Nothing in the records may be altered; repeat them exactly.

[Saved entries]
####
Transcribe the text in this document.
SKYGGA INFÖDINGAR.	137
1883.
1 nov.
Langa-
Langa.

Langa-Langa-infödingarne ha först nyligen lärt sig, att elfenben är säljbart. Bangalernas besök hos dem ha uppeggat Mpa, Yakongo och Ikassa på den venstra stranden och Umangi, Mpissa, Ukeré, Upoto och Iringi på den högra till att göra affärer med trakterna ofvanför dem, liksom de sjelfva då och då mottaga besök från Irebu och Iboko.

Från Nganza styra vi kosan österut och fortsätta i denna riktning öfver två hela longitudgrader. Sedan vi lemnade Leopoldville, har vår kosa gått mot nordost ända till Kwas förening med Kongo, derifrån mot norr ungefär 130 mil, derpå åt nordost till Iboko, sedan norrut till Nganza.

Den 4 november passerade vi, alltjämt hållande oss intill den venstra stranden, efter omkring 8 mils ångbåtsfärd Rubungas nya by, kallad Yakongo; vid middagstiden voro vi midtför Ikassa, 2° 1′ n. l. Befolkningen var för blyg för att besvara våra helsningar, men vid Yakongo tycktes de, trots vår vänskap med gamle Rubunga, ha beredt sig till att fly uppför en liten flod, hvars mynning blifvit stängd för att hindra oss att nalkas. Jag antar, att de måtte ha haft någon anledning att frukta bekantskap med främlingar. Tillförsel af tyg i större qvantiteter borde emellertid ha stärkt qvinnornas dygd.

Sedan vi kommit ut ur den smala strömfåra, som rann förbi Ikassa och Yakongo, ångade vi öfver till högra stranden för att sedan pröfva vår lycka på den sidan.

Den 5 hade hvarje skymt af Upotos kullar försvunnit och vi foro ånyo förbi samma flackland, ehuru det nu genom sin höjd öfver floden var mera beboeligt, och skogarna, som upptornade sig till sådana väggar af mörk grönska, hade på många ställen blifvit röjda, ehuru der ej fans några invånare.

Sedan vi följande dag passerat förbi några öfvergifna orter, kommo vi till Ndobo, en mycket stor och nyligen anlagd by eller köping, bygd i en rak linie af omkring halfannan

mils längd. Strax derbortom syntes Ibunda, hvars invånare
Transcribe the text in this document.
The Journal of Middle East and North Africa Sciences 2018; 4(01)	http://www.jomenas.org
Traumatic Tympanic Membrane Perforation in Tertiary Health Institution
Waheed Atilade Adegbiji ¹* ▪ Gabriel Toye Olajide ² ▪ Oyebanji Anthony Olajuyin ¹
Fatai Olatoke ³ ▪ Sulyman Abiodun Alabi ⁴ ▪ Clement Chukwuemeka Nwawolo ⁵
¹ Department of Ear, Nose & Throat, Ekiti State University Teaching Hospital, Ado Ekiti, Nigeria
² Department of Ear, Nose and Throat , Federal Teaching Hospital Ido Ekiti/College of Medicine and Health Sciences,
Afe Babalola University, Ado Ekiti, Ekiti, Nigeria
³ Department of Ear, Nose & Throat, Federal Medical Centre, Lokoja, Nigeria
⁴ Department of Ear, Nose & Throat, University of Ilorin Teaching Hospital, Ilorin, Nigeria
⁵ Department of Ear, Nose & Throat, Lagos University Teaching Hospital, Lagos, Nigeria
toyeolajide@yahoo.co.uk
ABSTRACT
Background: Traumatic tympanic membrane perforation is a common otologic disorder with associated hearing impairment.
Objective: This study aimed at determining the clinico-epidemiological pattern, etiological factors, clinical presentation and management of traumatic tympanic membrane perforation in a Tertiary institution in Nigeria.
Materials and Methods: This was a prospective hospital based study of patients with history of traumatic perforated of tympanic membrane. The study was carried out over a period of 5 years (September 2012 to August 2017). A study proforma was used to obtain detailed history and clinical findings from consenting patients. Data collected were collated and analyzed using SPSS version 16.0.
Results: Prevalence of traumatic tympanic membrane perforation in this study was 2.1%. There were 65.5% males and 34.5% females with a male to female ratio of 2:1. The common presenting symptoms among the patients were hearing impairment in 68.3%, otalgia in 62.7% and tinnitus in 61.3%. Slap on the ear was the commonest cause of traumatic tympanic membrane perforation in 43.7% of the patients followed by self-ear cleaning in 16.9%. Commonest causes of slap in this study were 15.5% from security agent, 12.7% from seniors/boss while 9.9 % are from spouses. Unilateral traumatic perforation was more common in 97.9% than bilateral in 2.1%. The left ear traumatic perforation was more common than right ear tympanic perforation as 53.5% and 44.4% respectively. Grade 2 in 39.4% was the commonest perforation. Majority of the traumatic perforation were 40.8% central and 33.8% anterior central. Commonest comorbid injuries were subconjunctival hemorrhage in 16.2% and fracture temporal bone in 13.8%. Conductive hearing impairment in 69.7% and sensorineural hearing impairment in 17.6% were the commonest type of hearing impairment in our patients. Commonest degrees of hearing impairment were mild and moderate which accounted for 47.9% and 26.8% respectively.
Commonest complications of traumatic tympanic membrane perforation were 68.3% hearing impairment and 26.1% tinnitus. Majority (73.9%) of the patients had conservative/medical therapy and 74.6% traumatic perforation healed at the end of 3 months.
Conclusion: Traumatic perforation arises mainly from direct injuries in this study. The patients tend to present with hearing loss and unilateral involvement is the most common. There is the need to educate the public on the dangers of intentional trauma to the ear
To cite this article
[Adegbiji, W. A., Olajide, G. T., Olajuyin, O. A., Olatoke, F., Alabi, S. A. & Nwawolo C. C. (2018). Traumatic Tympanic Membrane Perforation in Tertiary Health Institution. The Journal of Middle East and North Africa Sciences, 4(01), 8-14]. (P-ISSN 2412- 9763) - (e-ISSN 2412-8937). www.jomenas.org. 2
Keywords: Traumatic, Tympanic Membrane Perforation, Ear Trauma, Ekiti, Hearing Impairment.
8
####
• [Reply to the task]:
Transcribe the text in this document.
SKYGGA INFÖDINGAR.	137
1883.
1 nov.
Langa-
Langa.

Langa-Langa-infödingarne ha först nyligen lärt sig, att elfenben är säljbart. Bangalernas besök hos dem ha uppeggat Mpa, Yakongo och Ikassa på den venstra stranden och Umangi, Mpissa, Ukeré, Upoto och Iringi på den högra till att göra affärer med trakterna ofvanför dem, liksom de sjelfva då och då mottaga besök från Irebu och Iboko.

Från Nganza styra vi kosan österut och fortsätta i denna riktning öfver två hela longitudgrader. Sedan vi lemnade Leopoldville, har vår kosa gått mot nordost ända till Kwas förening med Kongo, derifrån mot norr ungefär 130 mil, derpå åt nordost till Iboko, sedan norrut till Nganza.

Den 4 november passerade vi, alltjämt hållande oss intill den venstra stranden, efter omkring 8 mils ångbåtsfärd Rubungas nya by, kallad Yakongo; vid middagstiden voro vi midtför Ikassa, 2° 1′ n. l. Befolkningen var för blyg för att besvara våra helsningar, men vid Yakongo tycktes de, trots vår vänskap med gamle Rubunga, ha beredt sig till att fly uppför en liten flod, hvars mynning blifvit stängd för att hindra oss att nalkas. Jag antar, att de måtte ha haft någon anledning att frukta bekantskap med främlingar. Tillförsel af tyg i större qvantiteter borde emellertid ha stärkt qvinnornas dygd.

Sedan vi kommit ut ur den smala strömfåra, som rann förbi Ikassa och Yakongo, ångade vi öfver till högra stranden för att sedan pröfva vår lycka på den sidan.

Den 5 hade hvarje skymt af Upotos kullar försvunnit och vi foro ånyo förbi samma flackland, ehuru det nu genom sin höjd öfver floden var mera beboeligt, och skogarna, som upptornade sig till sådana väggar af mörk grönska, hade på många ställen blifvit röjda, ehuru der ej fans några invånare.

Sedan vi följande dag passerat förbi några öfvergifna orter, kommo vi till Ndobo, en mycket stor och nyligen anlagd by eller köping, bygd i en rak linie af omkring halfannan

mils längd. Strax derbortom syntes Ibunda, hvars invånare
Transcribe the text in this document.
The Journal of Middle East and North Africa Sciences 2018; 4(01)	http://www.jomenas.org
Traumatic Tympanic Membrane Perforation in Tertiary Health Institution
Waheed Atilade Adegbiji ¹* ▪ Gabriel Toye Olajide ² ▪ Oyebanji Anthony Olajuyin ¹
Fatai Olatoke ³ ▪ Sulyman Abiodun Alabi ⁴ ▪ Clement Chukwuemeka Nwawolo ⁵
¹ Department of Ear, Nose & Throat, Ekiti State University Teaching Hospital, Ado Ekiti, Nigeria
² Department of Ear, Nose and Throat , Federal Teaching Hospital Ido Ekiti/College of Medicine and Health Sciences,
Afe Babalola University, Ado Ekiti, Ekiti, Nigeria
³ Department of Ear, Nose & Throat, Federal Medical Centre, Lokoja, Nigeria
⁴ Department of Ear, Nose & Throat, University of Ilorin Teaching Hospital, Ilorin, Nigeria
⁵ Department of Ear, Nose & Throat, Lagos University Teaching Hospital, Lagos, Nigeria
toyeolajide@yahoo.co.uk
ABSTRACT
Background: Traumatic tympanic membrane perforation is a common otologic disorder with associated hearing impairment.
Objective: This study aimed at determining the clinico-epidemiological pattern, etiological factors, clinical presentation and management of traumatic tympanic membrane perforation in a Tertiary institution in Nigeria.
Materials and Methods: This was a prospective hospital based study of patients with history of traumatic perforated of tympanic membrane. The study was carried out over a period of 5 years (September 2012 to August 2017). A study proforma was used to obtain detailed history and clinical findings from consenting patients. Data collected were collated and analyzed using SPSS version 16.0.
Results: Prevalence of traumatic tympanic membrane perforation in this study was 2.1%. There were 65.5% males and 34.5% females with a male to female ratio of 2:1. The common presenting symptoms among the patients were hearing impairment in 68.3%, otalgia in 62.7% and tinnitus in 61.3%. Slap on the ear was the commonest cause of traumatic tympanic membrane perforation in 43.7% of the patients followed by self-ear cleaning in 16.9%. Commonest causes of slap in this study were 15.5% from security agent, 12.7% from seniors/boss while 9.9 % are from spouses. Unilateral traumatic perforation was more common in 97.9% than bilateral in 2.1%. The left ear traumatic perforation was more common than right ear tympanic perforation as 53.5% and 44.4% respectively. Grade 2 in 39.4% was the commonest perforation. Majority of the traumatic perforation were 40.8% central and 33.8% anterior central. Commonest comorbid injuries were subconjunctival hemorrhage in 16.2% and fracture temporal bone in 13.8%. Conductive hearing impairment in 69.7% and sensorineural hearing impairment in 17.6% were the commonest type of hearing impairment in our patients. Commonest degrees of hearing impairment were mild and moderate which accounted for 47.9% and 26.8% respectively.
Commonest complications of traumatic tympanic membrane perforation were 68.3% hearing impairment and 26.1% tinnitus. Majority (73.9%) of the patients had conservative/medical therapy and 74.6% traumatic perforation healed at the end of 3 months.
Conclusion: Traumatic perforation arises mainly from direct injuries in this study. The patients tend to present with hearing loss and unilateral involvement is the most common. There is the need to educate the public on the dangers of intentional trauma to the ear
To cite this article
[Adegbiji, W. A., Olajide, G. T., Olajuyin, O. A., Olatoke, F., Alabi, S. A. & Nwawolo C. C. (2018). Traumatic Tympanic Membrane Perforation in Tertiary Health Institution. The Journal of Middle East and North Africa Sciences, 4(01), 8-14]. (P-ISSN 2412- 9763) - (e-ISSN 2412-8937). www.jomenas.org. 2
Keywords: Traumatic, Tympanic Membrane Perforation, Ear Trauma, Ekiti, Hearing Impairment.
8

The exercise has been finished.